From the listing below, pull out every line where the string "форме" appears.

* BEGIN DATA LISTING *

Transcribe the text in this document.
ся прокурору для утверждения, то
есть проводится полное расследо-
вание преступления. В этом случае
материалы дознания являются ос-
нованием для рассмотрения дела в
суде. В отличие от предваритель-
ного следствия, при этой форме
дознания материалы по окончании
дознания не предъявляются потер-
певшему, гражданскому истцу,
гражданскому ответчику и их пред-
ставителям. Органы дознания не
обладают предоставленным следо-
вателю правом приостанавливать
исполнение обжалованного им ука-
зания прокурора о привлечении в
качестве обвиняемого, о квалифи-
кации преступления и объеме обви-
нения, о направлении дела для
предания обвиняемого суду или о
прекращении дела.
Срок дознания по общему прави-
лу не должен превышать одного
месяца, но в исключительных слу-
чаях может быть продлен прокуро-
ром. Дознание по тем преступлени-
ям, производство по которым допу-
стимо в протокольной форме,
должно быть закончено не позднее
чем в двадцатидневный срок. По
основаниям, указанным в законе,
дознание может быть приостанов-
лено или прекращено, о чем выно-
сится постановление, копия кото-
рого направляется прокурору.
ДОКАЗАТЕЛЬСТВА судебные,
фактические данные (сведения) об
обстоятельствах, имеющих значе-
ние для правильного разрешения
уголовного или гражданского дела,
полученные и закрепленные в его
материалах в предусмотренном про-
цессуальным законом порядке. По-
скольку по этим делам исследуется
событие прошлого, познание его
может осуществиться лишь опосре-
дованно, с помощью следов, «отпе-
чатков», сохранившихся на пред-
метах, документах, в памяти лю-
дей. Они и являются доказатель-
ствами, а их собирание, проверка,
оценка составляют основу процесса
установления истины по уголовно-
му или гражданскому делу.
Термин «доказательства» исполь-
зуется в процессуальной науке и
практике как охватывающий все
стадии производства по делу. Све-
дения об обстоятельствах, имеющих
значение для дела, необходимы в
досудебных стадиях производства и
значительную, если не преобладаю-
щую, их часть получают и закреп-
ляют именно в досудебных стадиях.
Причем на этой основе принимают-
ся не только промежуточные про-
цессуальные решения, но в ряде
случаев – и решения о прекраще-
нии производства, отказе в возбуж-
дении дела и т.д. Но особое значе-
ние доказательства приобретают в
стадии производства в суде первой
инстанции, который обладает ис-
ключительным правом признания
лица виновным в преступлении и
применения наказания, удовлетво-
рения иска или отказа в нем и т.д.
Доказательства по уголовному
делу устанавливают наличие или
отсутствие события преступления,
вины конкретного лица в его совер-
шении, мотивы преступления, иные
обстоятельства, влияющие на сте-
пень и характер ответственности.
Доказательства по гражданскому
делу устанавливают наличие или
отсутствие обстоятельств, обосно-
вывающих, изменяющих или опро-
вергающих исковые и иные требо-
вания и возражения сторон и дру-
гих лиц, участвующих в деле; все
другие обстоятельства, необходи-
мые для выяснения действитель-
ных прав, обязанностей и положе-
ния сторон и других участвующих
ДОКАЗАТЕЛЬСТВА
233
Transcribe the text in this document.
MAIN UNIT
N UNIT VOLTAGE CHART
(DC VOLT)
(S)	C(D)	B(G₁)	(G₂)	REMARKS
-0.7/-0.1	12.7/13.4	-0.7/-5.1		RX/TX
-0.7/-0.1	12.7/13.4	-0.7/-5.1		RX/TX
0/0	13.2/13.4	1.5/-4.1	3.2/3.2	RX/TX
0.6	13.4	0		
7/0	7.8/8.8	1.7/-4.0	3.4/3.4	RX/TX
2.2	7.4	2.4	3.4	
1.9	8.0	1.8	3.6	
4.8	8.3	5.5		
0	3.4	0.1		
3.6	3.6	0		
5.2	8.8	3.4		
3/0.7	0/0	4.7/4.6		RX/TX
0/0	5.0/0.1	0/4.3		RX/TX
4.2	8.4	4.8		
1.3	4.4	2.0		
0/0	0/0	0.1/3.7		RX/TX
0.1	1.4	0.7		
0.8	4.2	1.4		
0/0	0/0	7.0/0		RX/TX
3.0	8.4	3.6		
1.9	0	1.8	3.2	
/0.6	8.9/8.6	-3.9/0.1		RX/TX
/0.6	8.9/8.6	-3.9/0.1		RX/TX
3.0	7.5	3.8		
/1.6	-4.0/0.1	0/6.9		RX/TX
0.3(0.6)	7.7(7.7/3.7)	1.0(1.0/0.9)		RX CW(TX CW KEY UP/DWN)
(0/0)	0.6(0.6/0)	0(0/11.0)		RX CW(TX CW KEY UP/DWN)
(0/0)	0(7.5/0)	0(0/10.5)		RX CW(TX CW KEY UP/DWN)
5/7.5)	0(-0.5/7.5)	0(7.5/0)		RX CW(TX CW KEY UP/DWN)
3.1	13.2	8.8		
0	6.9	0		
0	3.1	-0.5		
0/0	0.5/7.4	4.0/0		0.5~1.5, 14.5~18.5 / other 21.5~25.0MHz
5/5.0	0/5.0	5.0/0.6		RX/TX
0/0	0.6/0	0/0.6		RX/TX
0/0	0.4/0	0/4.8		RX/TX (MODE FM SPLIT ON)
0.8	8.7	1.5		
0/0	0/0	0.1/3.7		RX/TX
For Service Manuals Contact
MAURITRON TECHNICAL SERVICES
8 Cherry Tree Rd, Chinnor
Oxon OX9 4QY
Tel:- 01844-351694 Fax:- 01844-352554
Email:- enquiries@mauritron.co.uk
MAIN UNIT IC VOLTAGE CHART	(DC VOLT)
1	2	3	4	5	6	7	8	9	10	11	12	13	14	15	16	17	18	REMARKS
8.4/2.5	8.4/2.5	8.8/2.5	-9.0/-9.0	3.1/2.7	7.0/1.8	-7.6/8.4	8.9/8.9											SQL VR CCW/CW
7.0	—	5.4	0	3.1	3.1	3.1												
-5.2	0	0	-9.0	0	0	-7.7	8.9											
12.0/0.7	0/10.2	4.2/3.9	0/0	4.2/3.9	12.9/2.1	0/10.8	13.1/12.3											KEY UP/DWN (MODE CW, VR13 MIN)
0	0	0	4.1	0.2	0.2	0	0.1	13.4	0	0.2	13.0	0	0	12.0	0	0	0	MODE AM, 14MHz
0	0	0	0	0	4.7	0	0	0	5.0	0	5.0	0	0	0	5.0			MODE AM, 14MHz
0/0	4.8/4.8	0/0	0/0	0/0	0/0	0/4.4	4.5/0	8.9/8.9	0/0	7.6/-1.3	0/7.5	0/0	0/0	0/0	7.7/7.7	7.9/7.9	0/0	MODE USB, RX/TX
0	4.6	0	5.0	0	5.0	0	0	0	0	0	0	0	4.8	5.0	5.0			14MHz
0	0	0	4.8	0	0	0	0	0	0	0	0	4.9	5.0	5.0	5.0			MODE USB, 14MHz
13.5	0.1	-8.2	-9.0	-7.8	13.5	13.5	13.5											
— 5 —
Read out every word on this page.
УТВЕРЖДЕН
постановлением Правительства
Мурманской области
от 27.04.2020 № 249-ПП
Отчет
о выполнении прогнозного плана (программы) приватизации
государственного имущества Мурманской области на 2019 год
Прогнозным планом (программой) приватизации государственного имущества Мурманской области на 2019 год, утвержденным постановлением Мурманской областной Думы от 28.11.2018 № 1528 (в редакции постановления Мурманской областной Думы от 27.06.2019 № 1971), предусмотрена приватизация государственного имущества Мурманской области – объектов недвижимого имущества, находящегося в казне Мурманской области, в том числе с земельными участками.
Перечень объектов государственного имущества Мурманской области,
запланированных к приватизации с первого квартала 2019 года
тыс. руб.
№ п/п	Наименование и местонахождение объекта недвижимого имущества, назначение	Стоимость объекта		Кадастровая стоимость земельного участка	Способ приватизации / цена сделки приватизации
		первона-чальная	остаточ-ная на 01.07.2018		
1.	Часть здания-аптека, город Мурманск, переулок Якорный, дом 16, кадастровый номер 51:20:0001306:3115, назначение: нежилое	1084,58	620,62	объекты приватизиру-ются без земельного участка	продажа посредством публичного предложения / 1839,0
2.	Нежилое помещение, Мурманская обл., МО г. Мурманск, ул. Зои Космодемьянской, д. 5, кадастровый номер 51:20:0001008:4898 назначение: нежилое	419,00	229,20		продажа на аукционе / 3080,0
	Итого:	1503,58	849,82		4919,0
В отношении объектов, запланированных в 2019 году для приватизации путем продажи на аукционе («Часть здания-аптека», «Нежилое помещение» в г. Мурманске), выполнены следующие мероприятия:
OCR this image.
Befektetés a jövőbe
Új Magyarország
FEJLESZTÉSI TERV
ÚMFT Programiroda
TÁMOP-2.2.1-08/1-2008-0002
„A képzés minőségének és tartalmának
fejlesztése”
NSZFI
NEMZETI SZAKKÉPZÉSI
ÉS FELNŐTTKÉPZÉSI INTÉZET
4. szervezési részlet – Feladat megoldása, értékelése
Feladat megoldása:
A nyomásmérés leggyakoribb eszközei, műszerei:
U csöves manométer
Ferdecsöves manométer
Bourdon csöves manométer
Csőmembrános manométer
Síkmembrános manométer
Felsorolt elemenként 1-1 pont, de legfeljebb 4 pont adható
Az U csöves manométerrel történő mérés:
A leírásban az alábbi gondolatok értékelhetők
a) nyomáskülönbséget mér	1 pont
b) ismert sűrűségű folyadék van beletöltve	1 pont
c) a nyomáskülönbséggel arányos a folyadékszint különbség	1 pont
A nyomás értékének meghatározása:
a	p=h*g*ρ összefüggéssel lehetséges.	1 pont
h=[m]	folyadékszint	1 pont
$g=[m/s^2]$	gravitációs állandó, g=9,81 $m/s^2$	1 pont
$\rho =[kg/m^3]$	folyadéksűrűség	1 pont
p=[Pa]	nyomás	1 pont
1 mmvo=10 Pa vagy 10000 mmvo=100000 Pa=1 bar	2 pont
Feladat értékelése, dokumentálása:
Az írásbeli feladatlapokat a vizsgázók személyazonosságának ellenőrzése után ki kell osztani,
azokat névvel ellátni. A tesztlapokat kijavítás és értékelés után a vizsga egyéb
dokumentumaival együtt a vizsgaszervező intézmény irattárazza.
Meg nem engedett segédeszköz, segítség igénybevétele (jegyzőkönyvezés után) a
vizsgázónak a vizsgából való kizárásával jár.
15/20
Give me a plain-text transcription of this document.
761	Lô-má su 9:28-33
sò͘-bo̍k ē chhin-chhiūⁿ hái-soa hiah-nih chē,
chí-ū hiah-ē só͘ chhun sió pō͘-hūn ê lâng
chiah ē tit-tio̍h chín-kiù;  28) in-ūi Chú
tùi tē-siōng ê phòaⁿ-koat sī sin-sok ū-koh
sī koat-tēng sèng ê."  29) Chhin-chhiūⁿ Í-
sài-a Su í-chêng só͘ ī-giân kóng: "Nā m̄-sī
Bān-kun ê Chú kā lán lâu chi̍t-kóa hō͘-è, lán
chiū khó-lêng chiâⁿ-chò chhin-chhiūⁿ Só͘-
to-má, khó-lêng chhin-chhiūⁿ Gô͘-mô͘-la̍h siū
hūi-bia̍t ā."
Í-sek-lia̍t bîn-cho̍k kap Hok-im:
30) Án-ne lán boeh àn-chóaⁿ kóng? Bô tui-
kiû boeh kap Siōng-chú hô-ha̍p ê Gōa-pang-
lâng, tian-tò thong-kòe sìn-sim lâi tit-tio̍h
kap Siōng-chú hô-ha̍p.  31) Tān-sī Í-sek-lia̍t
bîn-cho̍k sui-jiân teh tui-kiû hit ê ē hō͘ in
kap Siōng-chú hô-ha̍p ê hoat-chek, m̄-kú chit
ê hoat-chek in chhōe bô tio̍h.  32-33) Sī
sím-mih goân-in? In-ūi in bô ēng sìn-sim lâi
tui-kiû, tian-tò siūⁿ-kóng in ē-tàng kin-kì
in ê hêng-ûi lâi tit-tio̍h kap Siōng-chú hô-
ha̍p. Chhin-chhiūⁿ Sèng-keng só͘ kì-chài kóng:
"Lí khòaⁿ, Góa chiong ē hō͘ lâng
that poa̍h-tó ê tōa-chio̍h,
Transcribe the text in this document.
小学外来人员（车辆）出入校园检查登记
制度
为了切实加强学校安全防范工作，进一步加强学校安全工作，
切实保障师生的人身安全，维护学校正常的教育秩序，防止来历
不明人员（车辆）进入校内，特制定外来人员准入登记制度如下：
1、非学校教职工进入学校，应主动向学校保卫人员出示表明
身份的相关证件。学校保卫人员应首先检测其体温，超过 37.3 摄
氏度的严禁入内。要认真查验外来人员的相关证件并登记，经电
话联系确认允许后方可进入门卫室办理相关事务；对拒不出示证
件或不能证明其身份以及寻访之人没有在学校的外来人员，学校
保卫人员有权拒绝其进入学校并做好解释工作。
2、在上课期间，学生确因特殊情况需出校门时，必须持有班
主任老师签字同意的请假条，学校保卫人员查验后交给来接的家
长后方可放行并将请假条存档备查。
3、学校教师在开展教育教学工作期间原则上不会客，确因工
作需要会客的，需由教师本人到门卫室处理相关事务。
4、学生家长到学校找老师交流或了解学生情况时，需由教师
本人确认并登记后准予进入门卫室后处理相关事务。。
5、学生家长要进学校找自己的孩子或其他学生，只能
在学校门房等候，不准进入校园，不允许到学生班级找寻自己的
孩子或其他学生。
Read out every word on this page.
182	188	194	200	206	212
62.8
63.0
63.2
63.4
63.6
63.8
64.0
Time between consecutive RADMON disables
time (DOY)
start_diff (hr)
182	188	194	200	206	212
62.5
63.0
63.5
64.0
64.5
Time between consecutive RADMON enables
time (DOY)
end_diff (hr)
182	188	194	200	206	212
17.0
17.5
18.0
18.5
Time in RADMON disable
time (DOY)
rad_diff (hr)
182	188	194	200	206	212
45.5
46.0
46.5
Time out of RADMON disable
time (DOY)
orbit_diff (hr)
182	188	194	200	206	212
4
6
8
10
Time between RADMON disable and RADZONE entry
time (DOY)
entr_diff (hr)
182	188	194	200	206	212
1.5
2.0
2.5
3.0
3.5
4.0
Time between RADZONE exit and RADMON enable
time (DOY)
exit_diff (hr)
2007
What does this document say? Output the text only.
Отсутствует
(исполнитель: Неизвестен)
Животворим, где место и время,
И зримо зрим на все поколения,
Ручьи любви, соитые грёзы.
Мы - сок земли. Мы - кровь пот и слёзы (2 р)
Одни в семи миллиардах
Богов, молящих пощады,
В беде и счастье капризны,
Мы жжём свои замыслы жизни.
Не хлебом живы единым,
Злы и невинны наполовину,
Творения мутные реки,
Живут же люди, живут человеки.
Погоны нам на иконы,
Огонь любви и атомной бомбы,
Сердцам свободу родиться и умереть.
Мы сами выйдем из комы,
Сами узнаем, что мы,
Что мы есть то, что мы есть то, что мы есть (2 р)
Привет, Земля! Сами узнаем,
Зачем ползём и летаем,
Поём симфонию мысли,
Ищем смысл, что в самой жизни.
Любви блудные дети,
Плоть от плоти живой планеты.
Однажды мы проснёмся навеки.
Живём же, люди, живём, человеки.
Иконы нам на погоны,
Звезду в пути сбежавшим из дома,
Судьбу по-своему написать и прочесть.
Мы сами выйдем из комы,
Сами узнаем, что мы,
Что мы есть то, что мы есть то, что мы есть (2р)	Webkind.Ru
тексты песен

* END DATA LISTING *

PROBLEM SOLUTION:
ного следствия, при этой форме
стимо в протокольной форме,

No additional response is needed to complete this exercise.